* [DATASET CONTENT]

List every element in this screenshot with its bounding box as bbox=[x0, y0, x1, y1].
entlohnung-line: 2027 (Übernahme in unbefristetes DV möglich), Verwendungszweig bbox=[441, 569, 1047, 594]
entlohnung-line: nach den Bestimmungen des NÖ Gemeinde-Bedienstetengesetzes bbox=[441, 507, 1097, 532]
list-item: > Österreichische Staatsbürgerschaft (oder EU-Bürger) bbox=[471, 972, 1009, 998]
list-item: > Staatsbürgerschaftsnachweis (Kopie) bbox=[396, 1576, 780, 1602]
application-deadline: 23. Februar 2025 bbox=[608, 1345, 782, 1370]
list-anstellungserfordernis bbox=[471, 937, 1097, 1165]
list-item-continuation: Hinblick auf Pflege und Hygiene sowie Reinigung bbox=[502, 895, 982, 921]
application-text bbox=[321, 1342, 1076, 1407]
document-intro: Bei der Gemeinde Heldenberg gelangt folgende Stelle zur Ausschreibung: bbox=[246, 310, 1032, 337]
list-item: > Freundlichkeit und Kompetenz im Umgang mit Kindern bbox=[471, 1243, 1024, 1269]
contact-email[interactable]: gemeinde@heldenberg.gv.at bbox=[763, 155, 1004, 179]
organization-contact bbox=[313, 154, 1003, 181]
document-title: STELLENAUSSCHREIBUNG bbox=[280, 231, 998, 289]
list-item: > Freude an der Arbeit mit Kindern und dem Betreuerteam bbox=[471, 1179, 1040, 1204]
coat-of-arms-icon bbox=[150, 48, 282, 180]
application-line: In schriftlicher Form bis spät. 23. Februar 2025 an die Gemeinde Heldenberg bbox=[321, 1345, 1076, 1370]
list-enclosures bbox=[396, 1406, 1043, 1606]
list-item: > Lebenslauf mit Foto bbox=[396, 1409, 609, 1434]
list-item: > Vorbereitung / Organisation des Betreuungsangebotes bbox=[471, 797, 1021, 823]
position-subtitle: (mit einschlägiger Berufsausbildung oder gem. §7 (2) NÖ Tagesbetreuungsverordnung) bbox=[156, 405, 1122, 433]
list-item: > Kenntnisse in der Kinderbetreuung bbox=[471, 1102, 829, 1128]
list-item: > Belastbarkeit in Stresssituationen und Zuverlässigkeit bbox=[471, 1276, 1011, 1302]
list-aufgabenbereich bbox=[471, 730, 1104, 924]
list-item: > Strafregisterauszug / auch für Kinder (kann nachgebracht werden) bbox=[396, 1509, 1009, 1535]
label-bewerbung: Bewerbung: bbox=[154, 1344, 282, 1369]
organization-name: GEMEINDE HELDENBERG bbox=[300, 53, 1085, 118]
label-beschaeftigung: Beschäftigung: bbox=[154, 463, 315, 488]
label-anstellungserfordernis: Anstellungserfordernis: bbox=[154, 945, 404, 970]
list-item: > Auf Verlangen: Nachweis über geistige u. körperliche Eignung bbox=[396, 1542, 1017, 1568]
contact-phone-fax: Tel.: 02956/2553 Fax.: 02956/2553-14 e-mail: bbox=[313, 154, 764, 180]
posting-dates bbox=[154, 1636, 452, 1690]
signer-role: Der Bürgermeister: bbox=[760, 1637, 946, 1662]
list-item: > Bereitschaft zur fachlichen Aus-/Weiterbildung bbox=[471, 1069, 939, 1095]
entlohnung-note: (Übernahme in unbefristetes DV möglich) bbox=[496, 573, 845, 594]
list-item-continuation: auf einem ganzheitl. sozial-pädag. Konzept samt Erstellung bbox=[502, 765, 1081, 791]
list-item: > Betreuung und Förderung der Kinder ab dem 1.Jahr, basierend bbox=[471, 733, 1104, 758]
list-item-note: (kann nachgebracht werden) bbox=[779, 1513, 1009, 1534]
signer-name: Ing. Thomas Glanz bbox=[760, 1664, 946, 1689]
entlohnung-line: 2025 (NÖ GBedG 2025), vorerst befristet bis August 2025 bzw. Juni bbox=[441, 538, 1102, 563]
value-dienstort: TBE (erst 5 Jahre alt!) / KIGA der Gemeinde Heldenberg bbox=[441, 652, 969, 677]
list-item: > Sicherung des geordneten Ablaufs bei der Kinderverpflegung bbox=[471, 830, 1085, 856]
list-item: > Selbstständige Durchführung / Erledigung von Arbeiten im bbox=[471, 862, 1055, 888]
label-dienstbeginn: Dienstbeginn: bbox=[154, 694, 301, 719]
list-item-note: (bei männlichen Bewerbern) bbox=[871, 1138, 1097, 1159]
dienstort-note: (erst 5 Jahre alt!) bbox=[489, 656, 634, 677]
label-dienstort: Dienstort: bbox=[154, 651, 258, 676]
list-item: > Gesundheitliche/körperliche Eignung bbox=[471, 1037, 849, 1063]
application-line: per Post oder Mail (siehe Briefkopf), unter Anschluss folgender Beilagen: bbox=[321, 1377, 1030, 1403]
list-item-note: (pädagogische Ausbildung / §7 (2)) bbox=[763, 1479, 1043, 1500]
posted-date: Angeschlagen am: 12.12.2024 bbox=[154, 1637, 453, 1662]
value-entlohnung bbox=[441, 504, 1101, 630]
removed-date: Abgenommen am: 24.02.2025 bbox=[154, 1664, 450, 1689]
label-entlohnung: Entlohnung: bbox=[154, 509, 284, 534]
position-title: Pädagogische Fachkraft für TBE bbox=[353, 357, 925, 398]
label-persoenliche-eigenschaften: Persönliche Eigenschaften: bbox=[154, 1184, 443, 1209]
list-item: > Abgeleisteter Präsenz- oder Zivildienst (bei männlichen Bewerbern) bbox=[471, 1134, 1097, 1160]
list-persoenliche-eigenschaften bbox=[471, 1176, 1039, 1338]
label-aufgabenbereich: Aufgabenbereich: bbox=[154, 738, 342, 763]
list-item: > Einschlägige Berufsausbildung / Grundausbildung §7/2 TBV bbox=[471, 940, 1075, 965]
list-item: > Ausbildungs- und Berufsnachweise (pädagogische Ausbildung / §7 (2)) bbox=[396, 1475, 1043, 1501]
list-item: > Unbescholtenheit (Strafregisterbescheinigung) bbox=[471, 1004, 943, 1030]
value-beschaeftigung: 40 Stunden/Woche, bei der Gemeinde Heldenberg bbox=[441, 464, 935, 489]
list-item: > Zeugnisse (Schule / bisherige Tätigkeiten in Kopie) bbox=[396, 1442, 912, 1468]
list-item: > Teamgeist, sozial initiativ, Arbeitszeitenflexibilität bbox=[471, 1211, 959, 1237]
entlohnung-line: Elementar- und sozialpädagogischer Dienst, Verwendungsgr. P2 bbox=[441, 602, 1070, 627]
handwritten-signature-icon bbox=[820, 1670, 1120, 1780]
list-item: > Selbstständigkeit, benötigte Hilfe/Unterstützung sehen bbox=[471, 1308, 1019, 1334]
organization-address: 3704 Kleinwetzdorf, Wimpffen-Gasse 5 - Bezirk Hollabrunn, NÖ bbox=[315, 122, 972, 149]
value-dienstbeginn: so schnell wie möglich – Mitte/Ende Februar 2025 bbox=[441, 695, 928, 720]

* [WHAT YOU NEED TO DO]
The answer should repeat every line of the listing exactly.

* [WRITTEN ANSWER]
List every element in this screenshot with its bounding box as bbox=[x0, y0, x1, y1].
entlohnung-line: 2027 (Übernahme in unbefristetes DV möglich), Verwendungszweig bbox=[441, 569, 1047, 594]
entlohnung-line: nach den Bestimmungen des NÖ Gemeinde-Bedienstetengesetzes bbox=[441, 507, 1097, 532]
list-item: > Österreichische Staatsbürgerschaft (oder EU-Bürger) bbox=[471, 972, 1009, 998]
list-item: > Staatsbürgerschaftsnachweis (Kopie) bbox=[396, 1576, 780, 1602]
application-deadline: 23. Februar 2025 bbox=[608, 1345, 782, 1370]
list-anstellungserfordernis bbox=[471, 937, 1097, 1165]
list-item-continuation: Hinblick auf Pflege und Hygiene sowie Reinigung bbox=[502, 895, 982, 921]
application-text bbox=[321, 1342, 1076, 1407]
document-intro: Bei der Gemeinde Heldenberg gelangt folgende Stelle zur Ausschreibung: bbox=[246, 310, 1032, 337]
list-item: > Freundlichkeit und Kompetenz im Umgang mit Kindern bbox=[471, 1243, 1024, 1269]
contact-email[interactable]: gemeinde@heldenberg.gv.at bbox=[763, 155, 1004, 179]
organization-contact bbox=[313, 154, 1003, 181]
document-title: STELLENAUSSCHREIBUNG bbox=[280, 231, 998, 289]
list-item: > Freude an der Arbeit mit Kindern und dem Betreuerteam bbox=[471, 1179, 1040, 1204]
coat-of-arms-icon bbox=[150, 48, 282, 180]
application-line: In schriftlicher Form bis spät. 23. Februar 2025 an die Gemeinde Heldenberg bbox=[321, 1345, 1076, 1370]
list-enclosures bbox=[396, 1406, 1043, 1606]
list-item: > Lebenslauf mit Foto bbox=[396, 1409, 609, 1434]
list-item: > Vorbereitung / Organisation des Betreuungsangebotes bbox=[471, 797, 1021, 823]
position-subtitle: (mit einschlägiger Berufsausbildung oder gem. §7 (2) NÖ Tagesbetreuungsverordnung) bbox=[156, 405, 1122, 433]
list-item: > Kenntnisse in der Kinderbetreuung bbox=[471, 1102, 829, 1128]
list-item: > Belastbarkeit in Stresssituationen und Zuverlässigkeit bbox=[471, 1276, 1011, 1302]
list-aufgabenbereich bbox=[471, 730, 1104, 924]
list-item: > Strafregisterauszug / auch für Kinder (kann nachgebracht werden) bbox=[396, 1509, 1009, 1535]
label-bewerbung: Bewerbung: bbox=[154, 1344, 282, 1369]
organization-name: GEMEINDE HELDENBERG bbox=[300, 53, 1085, 118]
label-beschaeftigung: Beschäftigung: bbox=[154, 463, 315, 488]
label-anstellungserfordernis: Anstellungserfordernis: bbox=[154, 945, 404, 970]
list-item: > Auf Verlangen: Nachweis über geistige u. körperliche Eignung bbox=[396, 1542, 1017, 1568]
contact-phone-fax: Tel.: 02956/2553 Fax.: 02956/2553-14 e-mail: bbox=[313, 154, 764, 180]
posting-dates bbox=[154, 1636, 452, 1690]
signer-role: Der Bürgermeister: bbox=[760, 1637, 946, 1662]
list-item: > Bereitschaft zur fachlichen Aus-/Weiterbildung bbox=[471, 1069, 939, 1095]
entlohnung-note: (Übernahme in unbefristetes DV möglich) bbox=[496, 573, 845, 594]
list-item-continuation: auf einem ganzheitl. sozial-pädag. Konzept samt Erstellung bbox=[502, 765, 1081, 791]
list-item: > Betreuung und Förderung der Kinder ab dem 1.Jahr, basierend bbox=[471, 733, 1104, 758]
list-item-note: (kann nachgebracht werden) bbox=[779, 1513, 1009, 1534]
signer-name: Ing. Thomas Glanz bbox=[760, 1664, 946, 1689]
entlohnung-line: 2025 (NÖ GBedG 2025), vorerst befristet bis August 2025 bzw. Juni bbox=[441, 538, 1102, 563]
value-dienstort: TBE (erst 5 Jahre alt!) / KIGA der Gemeinde Heldenberg bbox=[441, 652, 969, 677]
list-item: > Sicherung des geordneten Ablaufs bei der Kinderverpflegung bbox=[471, 830, 1085, 856]
list-item: > Selbstständige Durchführung / Erledigung von Arbeiten im bbox=[471, 862, 1055, 888]
label-dienstbeginn: Dienstbeginn: bbox=[154, 694, 301, 719]
list-item-note: (bei männlichen Bewerbern) bbox=[871, 1138, 1097, 1159]
dienstort-note: (erst 5 Jahre alt!) bbox=[489, 656, 634, 677]
label-dienstort: Dienstort: bbox=[154, 651, 258, 676]
list-item: > Gesundheitliche/körperliche Eignung bbox=[471, 1037, 849, 1063]
application-line: per Post oder Mail (siehe Briefkopf), unter Anschluss folgender Beilagen: bbox=[321, 1377, 1030, 1403]
list-item-note: (pädagogische Ausbildung / §7 (2)) bbox=[763, 1479, 1043, 1500]
posted-date: Angeschlagen am: 12.12.2024 bbox=[154, 1637, 453, 1662]
value-entlohnung bbox=[441, 504, 1101, 630]
removed-date: Abgenommen am: 24.02.2025 bbox=[154, 1664, 450, 1689]
label-entlohnung: Entlohnung: bbox=[154, 509, 284, 534]
position-title: Pädagogische Fachkraft für TBE bbox=[353, 357, 925, 398]
label-persoenliche-eigenschaften: Persönliche Eigenschaften: bbox=[154, 1184, 443, 1209]
list-item: > Abgeleisteter Präsenz- oder Zivildienst (bei männlichen Bewerbern) bbox=[471, 1134, 1097, 1160]
list-persoenliche-eigenschaften bbox=[471, 1176, 1039, 1338]
label-aufgabenbereich: Aufgabenbereich: bbox=[154, 738, 342, 763]
list-item: > Einschlägige Berufsausbildung / Grundausbildung §7/2 TBV bbox=[471, 940, 1075, 965]
list-item: > Ausbildungs- und Berufsnachweise (pädagogische Ausbildung / §7 (2)) bbox=[396, 1475, 1043, 1501]
list-item: > Unbescholtenheit (Strafregisterbescheinigung) bbox=[471, 1004, 943, 1030]
value-beschaeftigung: 40 Stunden/Woche, bei der Gemeinde Heldenberg bbox=[441, 464, 935, 489]
list-item: > Zeugnisse (Schule / bisherige Tätigkeiten in Kopie) bbox=[396, 1442, 912, 1468]
list-item: > Teamgeist, sozial initiativ, Arbeitszeitenflexibilität bbox=[471, 1211, 959, 1237]
entlohnung-line: Elementar- und sozialpädagogischer Dienst, Verwendungsgr. P2 bbox=[441, 602, 1070, 627]
handwritten-signature-icon bbox=[820, 1670, 1120, 1780]
list-item: > Selbstständigkeit, benötigte Hilfe/Unterstützung sehen bbox=[471, 1308, 1019, 1334]
organization-address: 3704 Kleinwetzdorf, Wimpffen-Gasse 5 - Bezirk Hollabrunn, NÖ bbox=[315, 122, 972, 149]
value-dienstbeginn: so schnell wie möglich – Mitte/Ende Februar 2025 bbox=[441, 695, 928, 720]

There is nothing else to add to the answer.